Salve. Argomento di tendenza.....come diversi altri (sempre più numerosi) che imperversano nel mondo delle futilità che sono concesse alla nostra civiltà che, avendo la pancia sempre piena, è giustamente ossessionata dai modelli di snellezza e, avendo la coscienza sporca, lo è ugualmente da problemi etici inesistenti che quindi dovranno venir inventati di sana pianta.

Mi riferisco alle scelte di chi, onde risparmiare inutili sofferenze al mondo animale, decide di darsi al vegetarianesimo od al veganesimo. (Poi naturalmente c'è chi fa tali scelte per motivi di vera o presunta maggior igienicità di tali regimi alimentari).

Naturalmente qui non si tratta di mettere in discussione quello che io considero un principio (astratto) che rivesto addirittura di sacralità: il rispetto della vita ed il fatto che essa non possa essere oggetto di diritti di proprietà. Purtroppo però la realtà naturale ci costringe a venire a patti con esso.

Dovremmo astenerci dal sopprimere altrui esistenze pur essendo costretti a cibarci di esseri viventi.

Vegetariani e vegani sembra abbiano trovato un compromesso soddisfacente sia per i loro stomaci che per le loro coscienze.

▶ [Dati estratti]
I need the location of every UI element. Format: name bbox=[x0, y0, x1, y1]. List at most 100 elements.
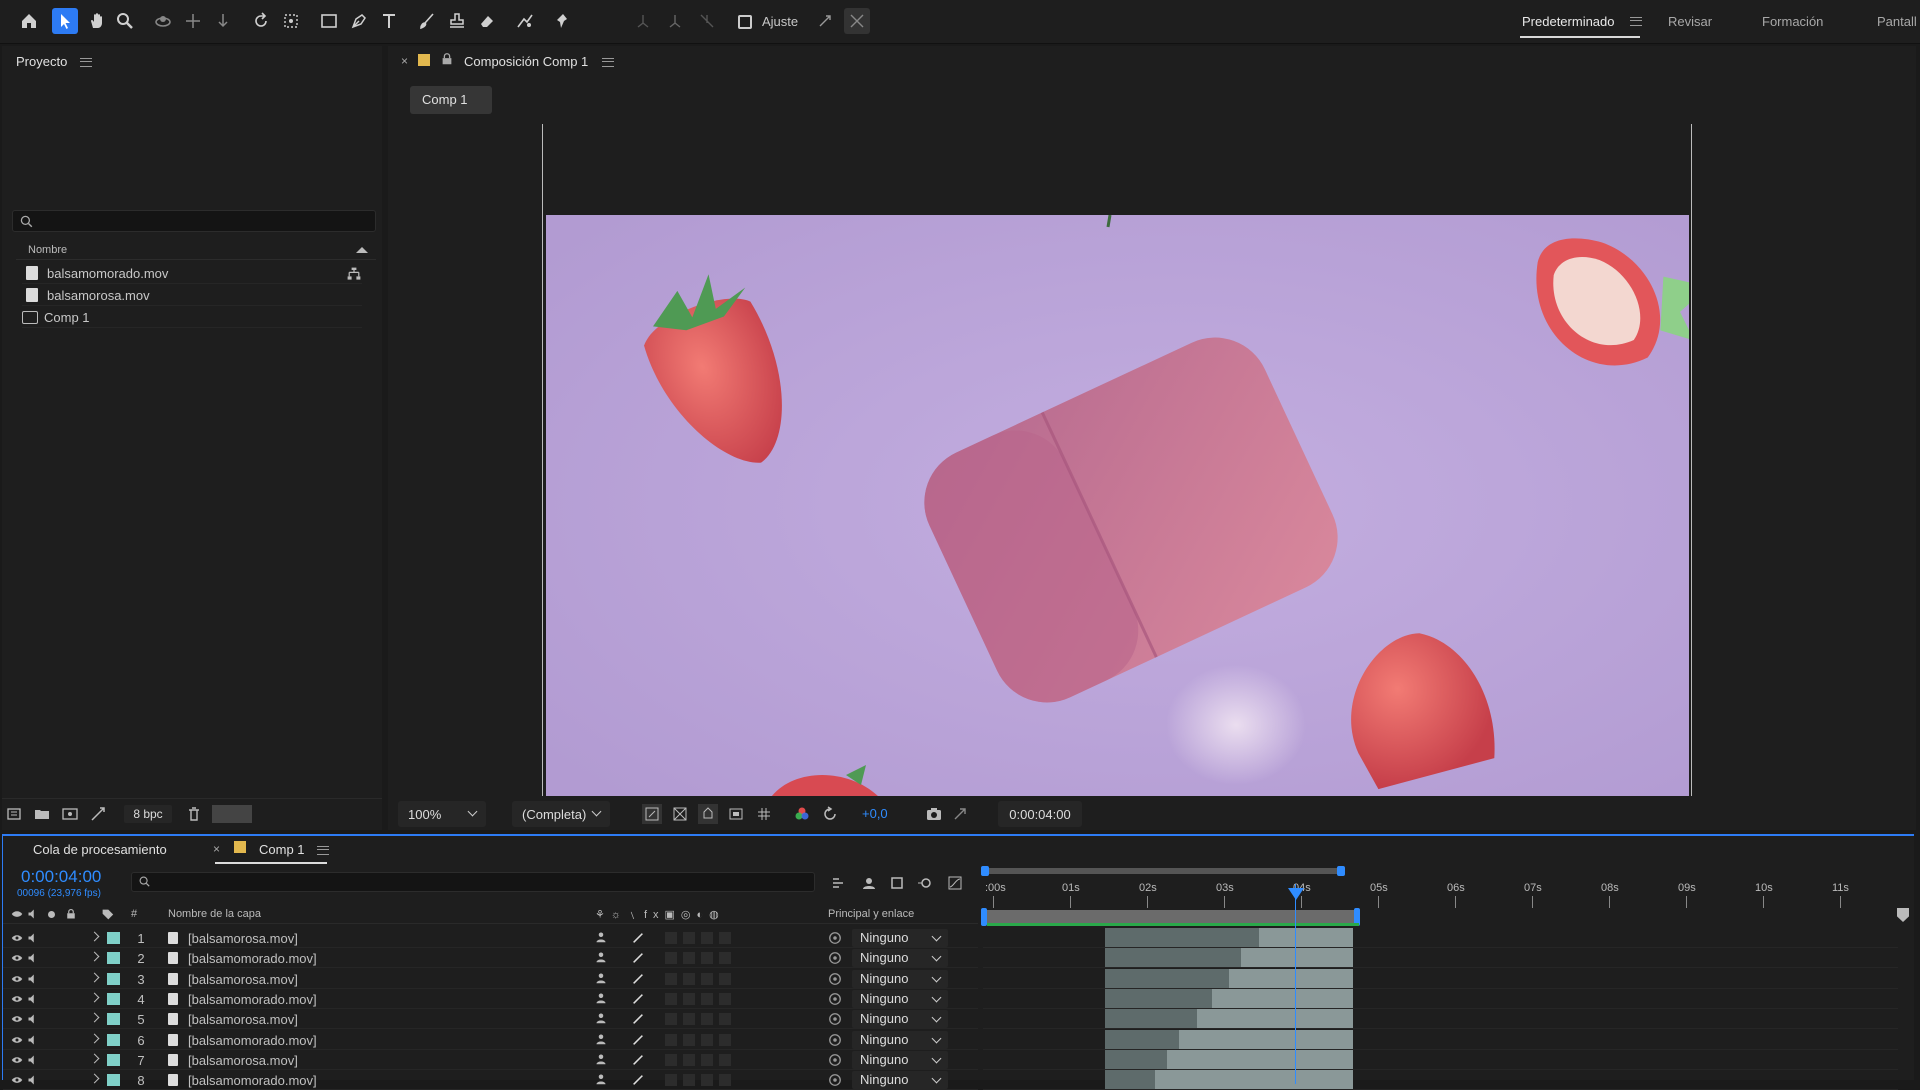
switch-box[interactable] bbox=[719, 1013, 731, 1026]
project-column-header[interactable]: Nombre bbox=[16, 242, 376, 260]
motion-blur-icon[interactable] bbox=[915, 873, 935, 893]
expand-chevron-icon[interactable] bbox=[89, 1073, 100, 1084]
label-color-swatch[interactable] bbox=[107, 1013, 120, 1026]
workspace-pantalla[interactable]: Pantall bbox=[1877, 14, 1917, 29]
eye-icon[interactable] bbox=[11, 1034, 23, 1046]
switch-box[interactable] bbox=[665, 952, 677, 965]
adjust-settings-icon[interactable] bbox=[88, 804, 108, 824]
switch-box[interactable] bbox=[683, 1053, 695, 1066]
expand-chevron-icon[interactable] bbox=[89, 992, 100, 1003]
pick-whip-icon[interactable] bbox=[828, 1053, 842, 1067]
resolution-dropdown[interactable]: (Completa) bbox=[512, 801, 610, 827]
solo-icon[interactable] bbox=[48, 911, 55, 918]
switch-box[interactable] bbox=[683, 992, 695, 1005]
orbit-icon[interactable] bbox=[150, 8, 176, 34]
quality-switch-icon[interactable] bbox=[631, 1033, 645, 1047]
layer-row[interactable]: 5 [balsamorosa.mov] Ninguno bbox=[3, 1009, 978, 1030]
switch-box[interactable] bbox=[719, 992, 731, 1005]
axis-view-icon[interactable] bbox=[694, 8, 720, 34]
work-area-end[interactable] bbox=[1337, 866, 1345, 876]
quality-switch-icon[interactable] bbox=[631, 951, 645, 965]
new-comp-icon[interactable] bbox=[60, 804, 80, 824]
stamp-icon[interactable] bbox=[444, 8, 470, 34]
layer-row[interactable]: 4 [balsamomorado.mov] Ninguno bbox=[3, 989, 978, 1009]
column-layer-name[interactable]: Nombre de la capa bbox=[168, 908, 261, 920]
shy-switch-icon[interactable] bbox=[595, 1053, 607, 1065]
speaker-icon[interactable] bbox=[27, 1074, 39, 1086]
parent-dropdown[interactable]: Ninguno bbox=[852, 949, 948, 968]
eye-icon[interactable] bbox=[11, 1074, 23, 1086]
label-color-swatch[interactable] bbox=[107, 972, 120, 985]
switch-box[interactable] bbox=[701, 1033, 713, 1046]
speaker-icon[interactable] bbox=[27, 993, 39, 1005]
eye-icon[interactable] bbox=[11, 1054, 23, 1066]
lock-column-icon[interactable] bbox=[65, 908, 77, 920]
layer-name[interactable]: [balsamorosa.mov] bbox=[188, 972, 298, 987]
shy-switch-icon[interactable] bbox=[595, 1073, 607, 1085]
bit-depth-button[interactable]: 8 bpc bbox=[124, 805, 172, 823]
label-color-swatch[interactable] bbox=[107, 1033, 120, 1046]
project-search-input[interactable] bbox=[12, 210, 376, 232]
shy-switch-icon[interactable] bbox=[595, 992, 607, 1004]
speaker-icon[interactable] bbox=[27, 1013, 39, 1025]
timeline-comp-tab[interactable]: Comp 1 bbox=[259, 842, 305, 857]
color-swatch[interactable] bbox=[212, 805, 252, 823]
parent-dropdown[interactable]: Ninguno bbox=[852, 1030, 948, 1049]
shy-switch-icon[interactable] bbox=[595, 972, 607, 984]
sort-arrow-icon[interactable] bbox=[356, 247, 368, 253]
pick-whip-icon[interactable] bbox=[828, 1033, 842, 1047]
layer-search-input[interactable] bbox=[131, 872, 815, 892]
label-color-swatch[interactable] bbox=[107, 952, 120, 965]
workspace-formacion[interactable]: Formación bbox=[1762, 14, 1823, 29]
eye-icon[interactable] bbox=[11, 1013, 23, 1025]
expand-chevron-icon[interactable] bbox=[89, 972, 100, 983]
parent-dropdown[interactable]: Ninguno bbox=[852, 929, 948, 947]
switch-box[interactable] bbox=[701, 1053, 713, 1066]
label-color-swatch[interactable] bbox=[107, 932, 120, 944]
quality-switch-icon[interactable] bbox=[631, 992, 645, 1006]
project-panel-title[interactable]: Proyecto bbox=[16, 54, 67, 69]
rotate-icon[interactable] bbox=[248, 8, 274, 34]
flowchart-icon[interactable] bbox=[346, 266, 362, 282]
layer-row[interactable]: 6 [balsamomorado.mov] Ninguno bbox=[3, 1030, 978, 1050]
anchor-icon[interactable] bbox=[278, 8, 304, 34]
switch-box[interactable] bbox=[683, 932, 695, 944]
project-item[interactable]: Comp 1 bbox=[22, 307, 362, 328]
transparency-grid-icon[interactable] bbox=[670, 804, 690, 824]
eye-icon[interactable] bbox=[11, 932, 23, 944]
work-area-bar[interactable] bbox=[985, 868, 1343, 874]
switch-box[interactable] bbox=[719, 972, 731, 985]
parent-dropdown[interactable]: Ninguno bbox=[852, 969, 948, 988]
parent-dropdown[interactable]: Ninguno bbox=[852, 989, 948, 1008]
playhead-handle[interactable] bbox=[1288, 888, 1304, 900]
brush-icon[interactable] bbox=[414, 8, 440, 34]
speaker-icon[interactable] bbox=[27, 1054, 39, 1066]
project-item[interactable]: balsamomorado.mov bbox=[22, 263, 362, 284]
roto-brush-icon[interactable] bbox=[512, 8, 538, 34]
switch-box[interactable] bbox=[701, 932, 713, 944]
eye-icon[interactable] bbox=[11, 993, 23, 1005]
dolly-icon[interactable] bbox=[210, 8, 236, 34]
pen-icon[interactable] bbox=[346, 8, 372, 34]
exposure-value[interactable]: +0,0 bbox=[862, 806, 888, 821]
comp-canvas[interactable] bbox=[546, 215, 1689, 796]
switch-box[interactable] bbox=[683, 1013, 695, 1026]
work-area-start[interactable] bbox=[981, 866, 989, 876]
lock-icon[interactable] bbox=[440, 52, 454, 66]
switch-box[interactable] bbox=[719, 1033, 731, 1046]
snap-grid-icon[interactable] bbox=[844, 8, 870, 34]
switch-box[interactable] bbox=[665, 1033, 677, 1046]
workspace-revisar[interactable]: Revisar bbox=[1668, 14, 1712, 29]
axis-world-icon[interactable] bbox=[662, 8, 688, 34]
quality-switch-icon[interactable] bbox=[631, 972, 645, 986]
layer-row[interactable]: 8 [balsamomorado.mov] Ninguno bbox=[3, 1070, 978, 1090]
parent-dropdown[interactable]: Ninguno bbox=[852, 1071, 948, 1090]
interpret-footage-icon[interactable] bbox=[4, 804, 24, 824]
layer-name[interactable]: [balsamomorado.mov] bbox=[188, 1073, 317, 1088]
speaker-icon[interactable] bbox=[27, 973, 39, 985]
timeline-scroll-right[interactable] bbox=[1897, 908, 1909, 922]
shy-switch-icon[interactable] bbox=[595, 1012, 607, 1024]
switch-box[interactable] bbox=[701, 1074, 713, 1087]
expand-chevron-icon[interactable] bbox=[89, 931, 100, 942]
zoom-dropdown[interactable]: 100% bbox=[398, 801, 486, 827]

* * *

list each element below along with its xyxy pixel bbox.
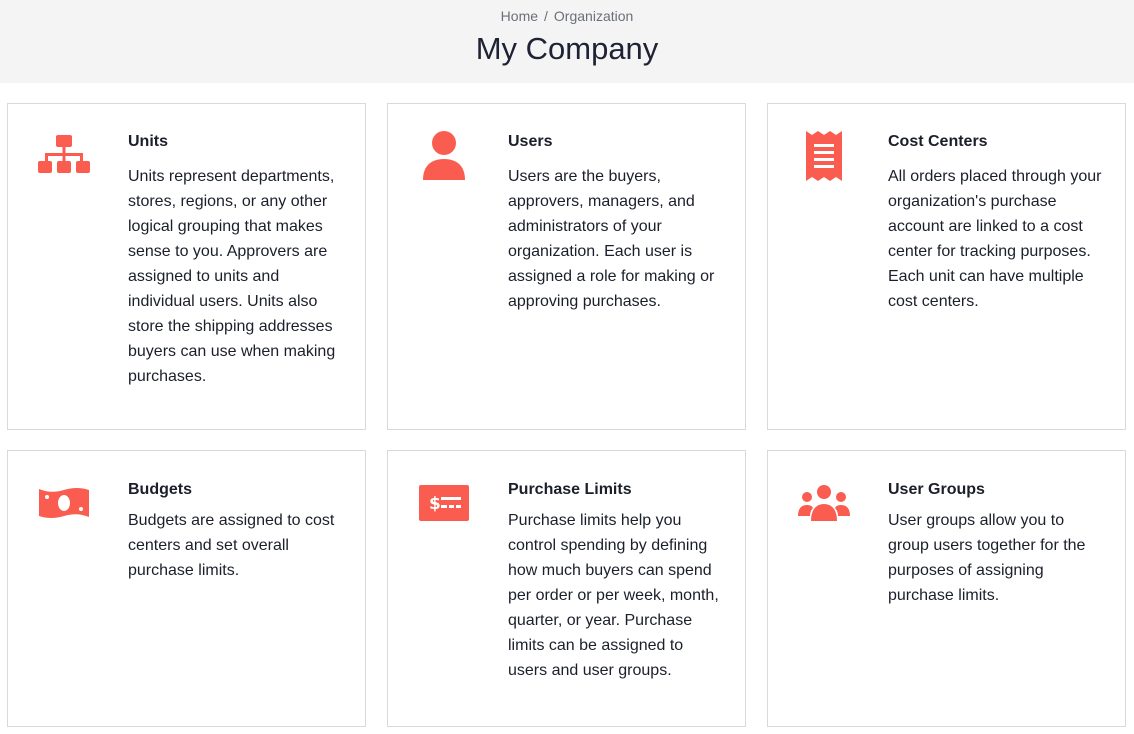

▶ [Cosa fare]
Prosegui il testo sul vegetarianesimo e il veganesimo dopo la sua ultima frase.

▶ [Risposta corretta]
Eliminando dai loro consumi gli alimenti di origine animale essi non contribuiscono alla morte ed alla sofferenza di milioni di esseri innocenti e dotati comunque della dignità che accomuna tutte le forme di vita !!

Che brave persone ! Hanno capito che occhi umidi, sangue, spasmi, stridii e lamenti sono manifestazioni evidenti ed insopportabili di dolore psicofisico.
Solamente mi permetterei di invitare costoro ad un piccolo sforzo supplementare in nome di una maggiore coerenza.

In fondo basta poco. Perchè non eliminano dalla loro dieta anche la verdura, diventando fruttariani? E' indubitabile che i vegetali siano esseri viventi anch'essi (attendo eventuali contestazioni) e non si capisce perchè per essi debba essere eticamente ammissibile il farne scempio strappandoli alla terra per nutrirsene. I frutti, viceversa - una volta separati dei semi che andranno dispersi in adatto terreno - rappresentano solamente una escrescenza specificamente separabile e riproducibile dell'organismo vegetale.

Qualcuno potrebbe obiettare che i vegetali non soffrono..........come???????.......solo perchè i vegetali non strillano e non si agitano essi sarebbero immuni dal dolore???????? Quindi saremmo noi umani a poter decidere "tu soffri, tu invece no" e quindi - in soldoni - a poter fare i nostri comodi con altri esseri viventi???????

Come sempre, andando a scavare nelle motivazioni umane, si arriva al punto in cui emerge contraddizione, incoerenza........naturale egoismo antropocentrico (lo sapete che, se riuscissimo ad intervistare un pidocchio od un carciofo, ne emergerebbe che essi hanno una visione del mondo spiccatamente pidocchiocentrica / carciofocentrica ??).

Se i principi ci porteranno sempre a contraddirci non ci resta quindi che scegliere una prassi decente ed imperfetta (cioè in qualche misura iniqua).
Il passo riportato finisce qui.